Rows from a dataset
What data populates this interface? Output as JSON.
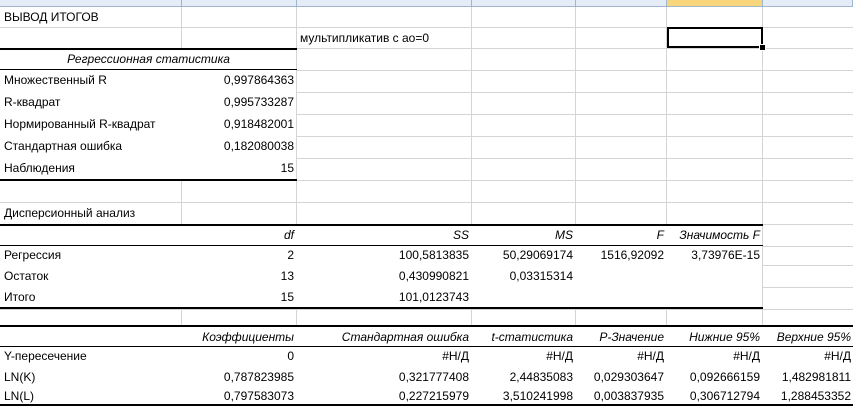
{
  "columns": [
    "A",
    "B",
    "C",
    "D",
    "E",
    "F",
    "G"
  ],
  "title": "ВЫВОД ИТОГОВ",
  "note": "мультипликатив с ао=0",
  "regression_stats": {
    "header": "Регрессионная статистика",
    "rows": [
      {
        "label": "Множественный R",
        "value": "0,997864363"
      },
      {
        "label": "R-квадрат",
        "value": "0,995733287"
      },
      {
        "label": "Нормированный R-квадрат",
        "value": "0,918482001"
      },
      {
        "label": "Стандартная ошибка",
        "value": "0,182080038"
      },
      {
        "label": "Наблюдения",
        "value": "15"
      }
    ]
  },
  "anova": {
    "title": "Дисперсионный анализ",
    "headers": [
      "",
      "df",
      "SS",
      "MS",
      "F",
      "Значимость F"
    ],
    "rows": [
      [
        "Регрессия",
        "2",
        "100,5813835",
        "50,29069174",
        "1516,92092",
        "3,73976E-15"
      ],
      [
        "Остаток",
        "13",
        "0,430990821",
        "0,03315314",
        "",
        ""
      ],
      [
        "Итого",
        "15",
        "101,0123743",
        "",
        "",
        ""
      ]
    ]
  },
  "coefficients": {
    "headers": [
      "",
      "Коэффициенты",
      "Стандартная ошибка",
      "t-статистика",
      "P-Значение",
      "Нижние 95%",
      "Верхние 95%"
    ],
    "rows": [
      [
        "Y-пересечение",
        "0",
        "#Н/Д",
        "#Н/Д",
        "#Н/Д",
        "#Н/Д",
        "#Н/Д"
      ],
      [
        "LN(K)",
        "0,787823985",
        "0,321777408",
        "2,44835083",
        "0,029303647",
        "0,092666159",
        "1,482981811"
      ],
      [
        "LN(L)",
        "0,797583073",
        "0,227215979",
        "3,510241998",
        "0,003837935",
        "0,306712794",
        "1,288453352"
      ]
    ]
  }
}
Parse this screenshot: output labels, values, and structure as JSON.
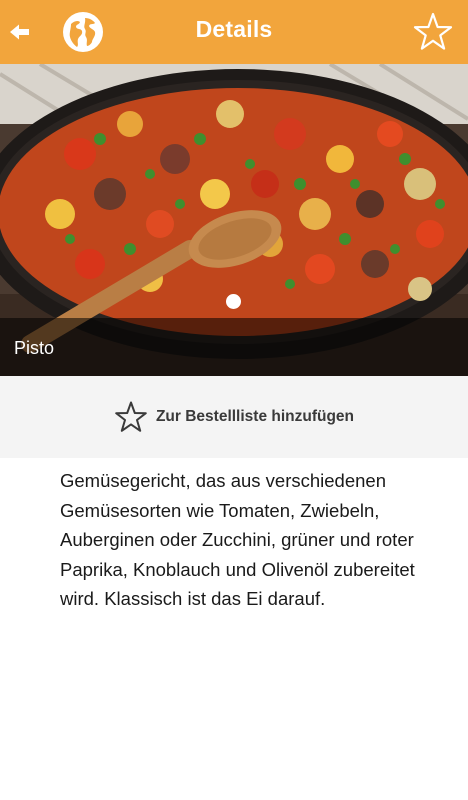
{
  "header": {
    "title": "Details",
    "back_icon": "arrow-left-icon",
    "globe_icon": "globe-icon",
    "favorite_icon": "star-outline-icon",
    "background_color": "#f2a53c"
  },
  "hero": {
    "caption": "Pisto",
    "carousel_index": 1,
    "carousel_count": 1
  },
  "order": {
    "label": "Zur Bestellliste hinzufügen",
    "icon": "star-outline-icon"
  },
  "description": {
    "text": "Gemüsegericht, das aus verschiedenen Gemüsesorten wie Tomaten, Zwiebeln, Auberginen oder Zucchini, grüner und roter Paprika, Knoblauch und Olivenöl zubereitet wird. Klassisch ist das Ei darauf."
  }
}
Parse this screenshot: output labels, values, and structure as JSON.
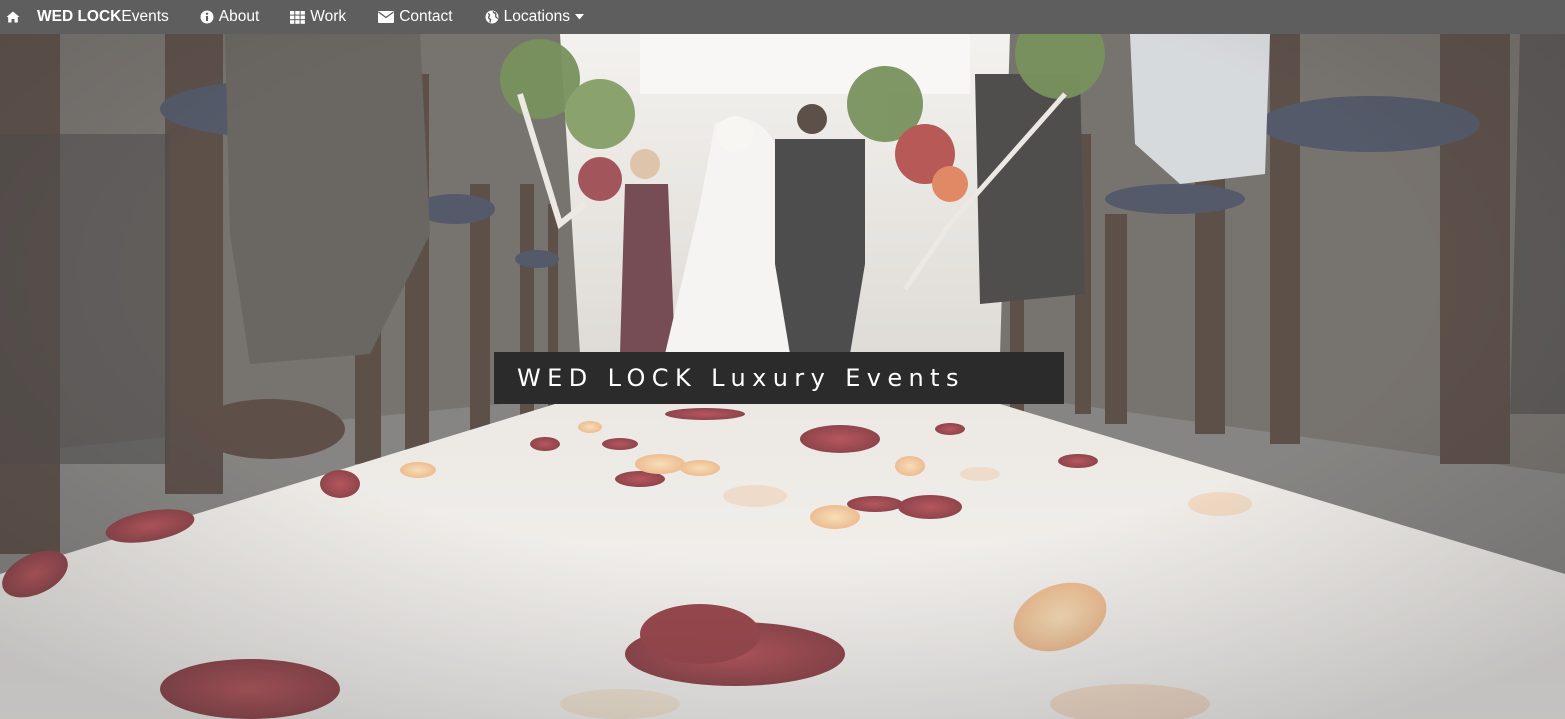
{
  "navbar": {
    "home_icon": "home-icon",
    "brand_bold": "WED LOCK",
    "brand_rest": "Events",
    "items": [
      {
        "label": "About",
        "icon": "info-circle-icon"
      },
      {
        "label": "Work",
        "icon": "grid-icon"
      },
      {
        "label": "Contact",
        "icon": "envelope-icon"
      },
      {
        "label": "Locations",
        "icon": "globe-icon",
        "dropdown": true
      }
    ]
  },
  "hero": {
    "caption": "WED LOCK Luxury Events",
    "image_subject": "wedding ceremony aisle with rose petals"
  },
  "colors": {
    "navbar_bg": "#5e5e5e",
    "caption_bg": "#2b2b2b",
    "text_white": "#ffffff"
  }
}
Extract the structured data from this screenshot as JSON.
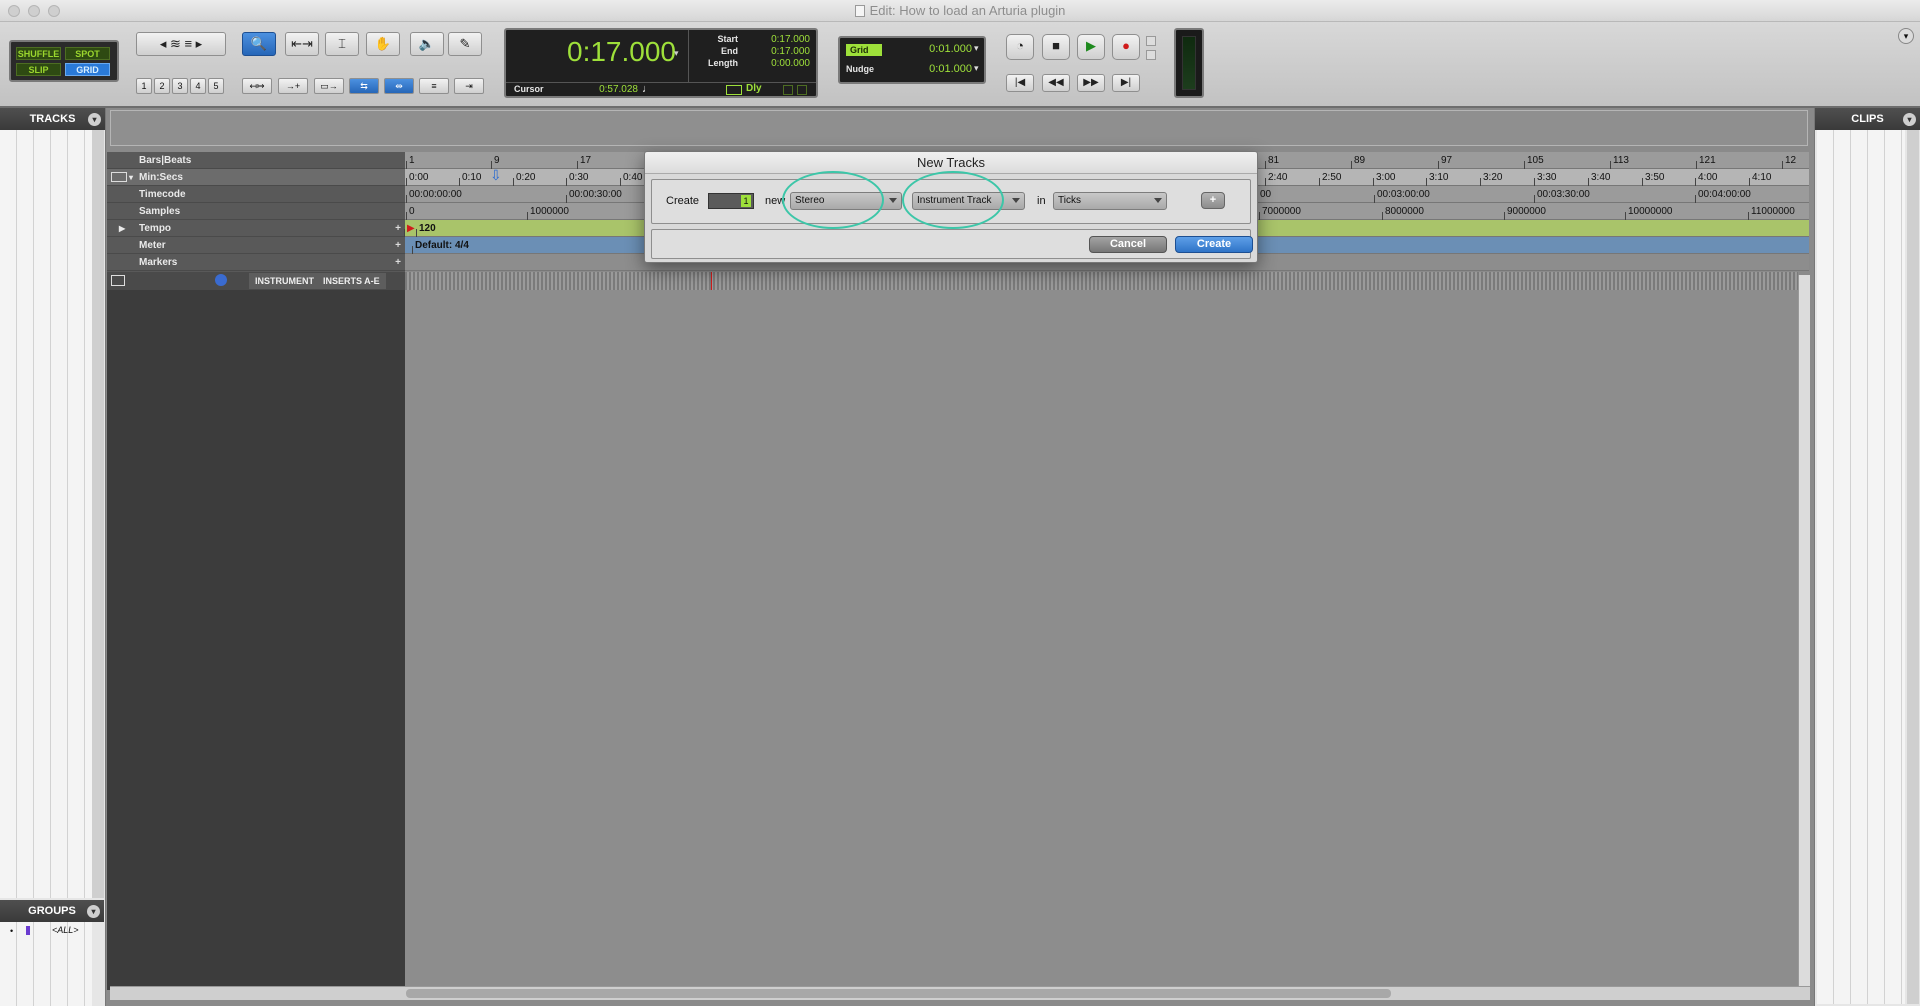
{
  "window": {
    "title": "Edit: How to load an Arturia plugin"
  },
  "toolbar": {
    "edit_modes": [
      "SHUFFLE",
      "SPOT",
      "SLIP",
      "GRID"
    ],
    "zoom_presets": [
      "1",
      "2",
      "3",
      "4",
      "5"
    ],
    "counter": {
      "main": "0:17.000",
      "start_label": "Start",
      "start_value": "0:17.000",
      "end_label": "End",
      "end_value": "0:17.000",
      "length_label": "Length",
      "length_value": "0:00.000",
      "cursor_label": "Cursor",
      "cursor_value": "0:57.028",
      "dly_label": "Dly"
    },
    "grid": {
      "label": "Grid",
      "value": "0:01.000"
    },
    "nudge": {
      "label": "Nudge",
      "value": "0:01.000"
    }
  },
  "sidebar": {
    "tracks_title": "TRACKS",
    "groups_title": "GROUPS",
    "groups_all": "<ALL>",
    "clips_title": "CLIPS"
  },
  "rulers": {
    "labels": [
      "Bars|Beats",
      "Min:Secs",
      "Timecode",
      "Samples",
      "Tempo",
      "Meter",
      "Markers"
    ],
    "bars": [
      "1",
      "9",
      "17",
      "81",
      "89",
      "97",
      "105",
      "113",
      "121",
      "12"
    ],
    "minsecs": [
      "0:00",
      "0:10",
      "0:20",
      "0:30",
      "0:40",
      "2:40",
      "2:50",
      "3:00",
      "3:10",
      "3:20",
      "3:30",
      "3:40",
      "3:50",
      "4:00",
      "4:10"
    ],
    "timecode": [
      "00:00:00:00",
      "00:00:30:00",
      "00",
      "00:03:00:00",
      "00:03:30:00",
      "00:04:00:00"
    ],
    "samples": [
      "0",
      "1000000",
      "7000000",
      "8000000",
      "9000000",
      "10000000",
      "11000000"
    ],
    "tempo_value": "120",
    "meter_value": "Default: 4/4"
  },
  "track_header": {
    "instrument_label": "INSTRUMENT",
    "inserts_label": "INSERTS A-E"
  },
  "dialog": {
    "title": "New Tracks",
    "create_label": "Create",
    "count_value": "1",
    "new_label": "new",
    "format_value": "Stereo",
    "type_value": "Instrument Track",
    "in_label": "in",
    "timebase_value": "Ticks",
    "add_label": "+",
    "cancel_label": "Cancel",
    "create_button_label": "Create"
  },
  "colors": {
    "lcd_green": "#9ee03a",
    "highlight_ring": "#3cc6a8",
    "tempo_bar": "#a9c46a",
    "meter_bar": "#6b8fb5",
    "create_button": "#2f74c7"
  }
}
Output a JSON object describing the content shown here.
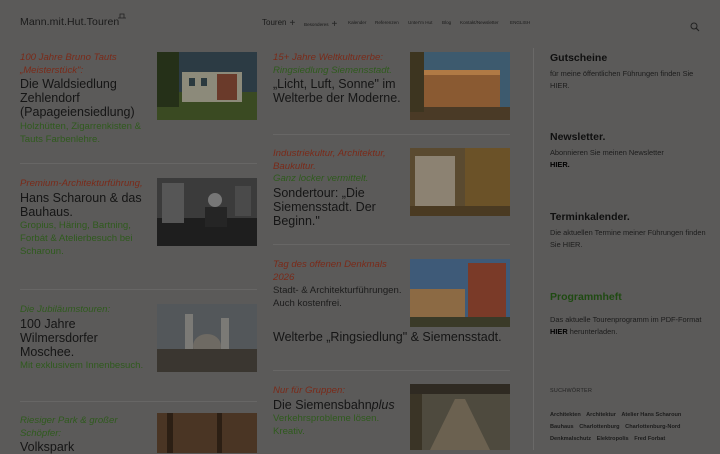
{
  "header": {
    "logo": "Mann.mit.Hut.Touren",
    "nav": [
      {
        "label": "Touren",
        "plus": true
      },
      {
        "label": "Besonderes",
        "plus": true
      },
      {
        "label": "Kalender",
        "plus": false
      },
      {
        "label": "Referenzen",
        "plus": false
      },
      {
        "label": "Unter'm Hut",
        "plus": false
      },
      {
        "label": "Blog",
        "plus": false
      },
      {
        "label": "Kontakt/Newsletter",
        "plus": false
      },
      {
        "label": "ENGLISH",
        "plus": false
      }
    ],
    "search_icon": "search-icon"
  },
  "left_column": [
    {
      "kicker": "100 Jahre Bruno Tauts „Meisterstück\":",
      "title": "Die Waldsiedlung Zehlendorf (Papageiensiedlung)",
      "sub": "Holzhütten, Zigarrenkisten & Tauts Farbenlehre."
    },
    {
      "kicker": "Premium-Architekturführung,",
      "title": "Hans Scharoun & das Bauhaus.",
      "sub": "Gropius, Häring, Bartning, Forbát & Atelierbesuch bei Scharoun."
    },
    {
      "kicker": "Die Jubiläumstouren:",
      "title": "100 Jahre Wilmersdorfer Moschee.",
      "sub": "Mit exklusivem Innenbesuch."
    },
    {
      "kicker": "Riesiger Park & großer Schöpfer:",
      "title": "Volkspark",
      "sub": ""
    }
  ],
  "mid_column": [
    {
      "kicker": "15+ Jahre Weltkulturerbe:",
      "kicker2": "Ringsiedlung Siemensstadt.",
      "title": "„Licht, Luft, Sonne\" im Welterbe der Moderne.",
      "sub": ""
    },
    {
      "kicker": "Industriekultur, Architektur, Baukultur.",
      "kicker2": "Ganz locker vermittelt.",
      "title": "Sondertour: „Die Siemensstadt. Der Beginn.\"",
      "sub": ""
    },
    {
      "kicker": "Tag des offenen Denkmals 2026",
      "kicker2": "",
      "title": "Welterbe „Ringsiedlung\" & Siemensstadt.",
      "sub": "",
      "pre": "Stadt- & Architekturführungen. Auch kostenfrei."
    },
    {
      "kicker": "Nur für Gruppen:",
      "kicker2": "",
      "title": "Die Siemensbahn",
      "title_em": "plus",
      "sub": "Verkehrsprobleme lösen. Kreativ."
    }
  ],
  "sidebar": {
    "gutscheine": {
      "title": "Gutscheine",
      "text": "für meine öffentlichen Führungen finden Sie HIER."
    },
    "newsletter": {
      "title": "Newsletter.",
      "text": "Abonnieren Sie meinen Newsletter",
      "link": "HIER."
    },
    "termine": {
      "title": "Terminkalender.",
      "text": "Die aktuellen Termine meiner Führungen finden Sie HIER."
    },
    "programm": {
      "title": "Programmheft",
      "text": "Das aktuelle Tourenprogramm im PDF-Format",
      "link": "HIER",
      "text2": " herunterladen."
    },
    "tags_title": "SUCHWÖRTER",
    "tags": [
      "Architekten",
      "Architektur",
      "Atelier Hans Scharoun",
      "Bauhaus",
      "Charlottenburg",
      "Charlottenburg-Nord",
      "Denkmalschutz",
      "Elektropolis",
      "Fred Forbat"
    ]
  },
  "colors": {
    "overlay": "#5b5a59",
    "kicker_red": "#7a2a19",
    "green": "#2f5a1d"
  }
}
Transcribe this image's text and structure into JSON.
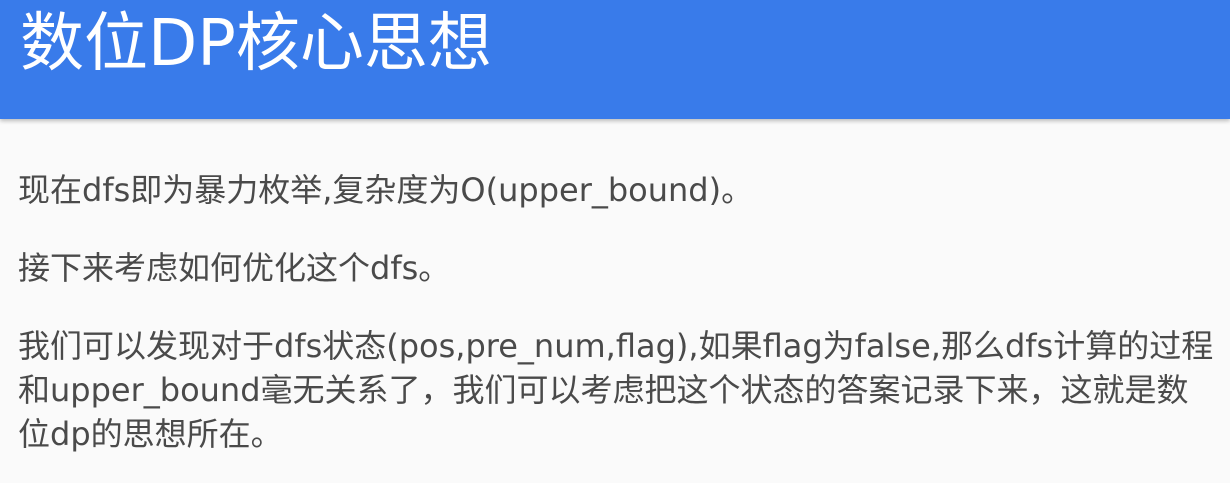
{
  "header": {
    "title": "数位DP核心思想",
    "background_color": "#397bea",
    "text_color": "#ffffff"
  },
  "content": {
    "text_color": "#4a4a4a",
    "paragraphs": [
      "现在dfs即为暴力枚举,复杂度为O(upper_bound)。",
      "接下来考虑如何优化这个dfs。",
      "我们可以发现对于dfs状态(pos,pre_num,flag),如果flag为false,那么dfs计算的过程和upper_bound毫无关系了，我们可以考虑把这个状态的答案记录下来，这就是数位dp的思想所在。"
    ]
  }
}
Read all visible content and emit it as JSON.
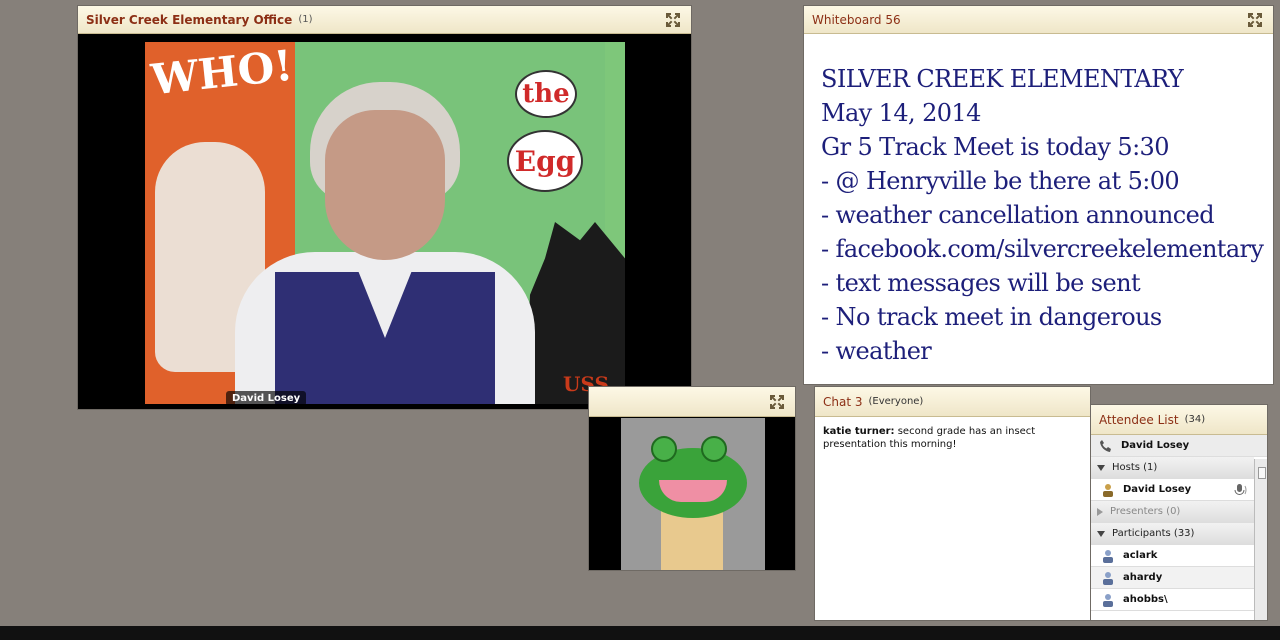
{
  "camera_pod": {
    "title": "Silver Creek Elementary Office",
    "count": "(1)",
    "speaker_name": "David Losey",
    "video_text_who": "WHO!",
    "video_text_the": "the",
    "video_text_egg": "Egg",
    "video_text_uss": "USS"
  },
  "whiteboard": {
    "title": "Whiteboard 56",
    "lines": [
      "SILVER CREEK ELEMENTARY",
      "May 14, 2014",
      "Gr 5 Track Meet is today 5:30",
      "- @ Henryville be there at 5:00",
      "- weather cancellation announced",
      "- facebook.com/silvercreekelementary",
      "- text messages will be sent",
      "- No track meet in dangerous",
      "- weather"
    ]
  },
  "chat": {
    "title": "Chat 3",
    "scope": "(Everyone)",
    "messages": [
      {
        "sender": "katie turner:",
        "text": " second grade has an insect presentation this morning!"
      }
    ]
  },
  "attendees": {
    "title": "Attendee List",
    "count": "(34)",
    "me": "David Losey",
    "hosts_label": "Hosts (1)",
    "hosts": [
      "David Losey"
    ],
    "presenters_label": "Presenters (0)",
    "participants_label": "Participants (33)",
    "participants": [
      "aclark",
      "ahardy",
      "ahobbs\\"
    ]
  },
  "colors": {
    "header_text": "#8c2f15",
    "whiteboard_text": "#1d1f7a",
    "background": "#86807a"
  }
}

Exercise aim.
Only lines holding the string "Tauts" are wanted; gather each one from the entries above.

Expected answer.
      "kicker": "100 Jahre Bruno Tauts „Meisterstück\":",
      "sub": "Holzhütten, Zigarrenkisten & Tauts Farbenlehre."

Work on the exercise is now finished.